**Request:**
Consider the data that follows and state how many lines contain the string "parties", using the number alone.

== Record excerpts ==

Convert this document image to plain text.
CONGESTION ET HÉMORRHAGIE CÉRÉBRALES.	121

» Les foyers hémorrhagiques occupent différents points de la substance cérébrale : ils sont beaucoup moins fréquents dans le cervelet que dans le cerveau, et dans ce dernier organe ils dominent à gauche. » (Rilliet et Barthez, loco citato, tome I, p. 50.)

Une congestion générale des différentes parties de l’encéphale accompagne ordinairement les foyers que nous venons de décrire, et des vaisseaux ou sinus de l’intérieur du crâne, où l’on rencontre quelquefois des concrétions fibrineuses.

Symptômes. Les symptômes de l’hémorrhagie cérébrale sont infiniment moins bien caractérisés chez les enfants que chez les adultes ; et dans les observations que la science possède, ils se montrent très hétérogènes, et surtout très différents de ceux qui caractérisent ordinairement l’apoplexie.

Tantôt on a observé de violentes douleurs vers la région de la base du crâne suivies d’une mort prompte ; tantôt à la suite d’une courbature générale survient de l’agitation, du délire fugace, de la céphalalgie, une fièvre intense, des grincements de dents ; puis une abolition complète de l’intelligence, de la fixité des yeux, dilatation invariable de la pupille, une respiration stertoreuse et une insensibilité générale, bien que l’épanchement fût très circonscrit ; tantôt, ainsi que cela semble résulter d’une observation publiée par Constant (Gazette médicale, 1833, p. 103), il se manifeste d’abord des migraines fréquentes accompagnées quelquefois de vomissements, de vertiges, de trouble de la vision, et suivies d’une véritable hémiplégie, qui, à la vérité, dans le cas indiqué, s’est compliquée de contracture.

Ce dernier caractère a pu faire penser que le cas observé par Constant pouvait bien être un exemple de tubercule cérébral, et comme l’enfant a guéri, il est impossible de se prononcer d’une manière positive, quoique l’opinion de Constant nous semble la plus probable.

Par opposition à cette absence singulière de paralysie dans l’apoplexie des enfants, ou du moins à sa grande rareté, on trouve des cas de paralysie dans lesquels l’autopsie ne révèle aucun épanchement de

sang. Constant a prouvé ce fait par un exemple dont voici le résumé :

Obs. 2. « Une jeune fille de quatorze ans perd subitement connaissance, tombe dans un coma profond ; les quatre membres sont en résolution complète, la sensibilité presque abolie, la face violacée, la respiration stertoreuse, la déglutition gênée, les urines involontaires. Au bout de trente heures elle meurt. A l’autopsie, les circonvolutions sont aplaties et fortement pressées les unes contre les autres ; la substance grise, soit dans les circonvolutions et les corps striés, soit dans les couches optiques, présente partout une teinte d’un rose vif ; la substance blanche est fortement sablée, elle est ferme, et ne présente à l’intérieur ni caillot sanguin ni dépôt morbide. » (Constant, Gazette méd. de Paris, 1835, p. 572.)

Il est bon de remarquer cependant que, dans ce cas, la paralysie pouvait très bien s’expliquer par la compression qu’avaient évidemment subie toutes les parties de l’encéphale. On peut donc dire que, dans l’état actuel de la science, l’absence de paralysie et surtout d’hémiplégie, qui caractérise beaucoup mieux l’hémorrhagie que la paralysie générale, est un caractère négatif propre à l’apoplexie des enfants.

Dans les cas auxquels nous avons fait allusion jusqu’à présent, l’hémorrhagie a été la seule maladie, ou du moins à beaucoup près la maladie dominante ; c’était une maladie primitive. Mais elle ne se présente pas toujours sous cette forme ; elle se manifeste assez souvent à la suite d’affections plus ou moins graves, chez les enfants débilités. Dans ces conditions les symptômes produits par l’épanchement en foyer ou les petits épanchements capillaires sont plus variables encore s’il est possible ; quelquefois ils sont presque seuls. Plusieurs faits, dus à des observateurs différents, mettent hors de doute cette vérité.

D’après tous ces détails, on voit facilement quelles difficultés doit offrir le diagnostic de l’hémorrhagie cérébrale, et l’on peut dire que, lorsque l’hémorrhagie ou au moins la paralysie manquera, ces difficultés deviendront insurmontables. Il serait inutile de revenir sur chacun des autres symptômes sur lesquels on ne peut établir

===

**Result of the task:**
2